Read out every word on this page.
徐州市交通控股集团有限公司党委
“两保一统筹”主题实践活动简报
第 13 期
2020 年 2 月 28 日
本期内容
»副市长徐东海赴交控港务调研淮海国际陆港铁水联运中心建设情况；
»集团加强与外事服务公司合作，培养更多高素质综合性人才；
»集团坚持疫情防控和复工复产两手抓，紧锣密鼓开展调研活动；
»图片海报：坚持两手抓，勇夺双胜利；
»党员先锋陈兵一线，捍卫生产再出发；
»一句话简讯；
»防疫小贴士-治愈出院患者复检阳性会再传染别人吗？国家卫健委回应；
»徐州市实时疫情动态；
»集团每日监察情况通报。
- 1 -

TASK OBJECTIVE. From the first line to the last, retype the data exactly.

RESPONSE.
Read out every word on this page.
徐州市交通控股集团有限公司党委
“两保一统筹”主题实践活动简报
第 13 期
2020 年 2 月 28 日
本期内容
»副市长徐东海赴交控港务调研淮海国际陆港铁水联运中心建设情况；
»集团加强与外事服务公司合作，培养更多高素质综合性人才；
»集团坚持疫情防控和复工复产两手抓，紧锣密鼓开展调研活动；
»图片海报：坚持两手抓，勇夺双胜利；
»党员先锋陈兵一线，捍卫生产再出发；
»一句话简讯；
»防疫小贴士-治愈出院患者复检阳性会再传染别人吗？国家卫健委回应；
»徐州市实时疫情动态；
»集团每日监察情况通报。
- 1 -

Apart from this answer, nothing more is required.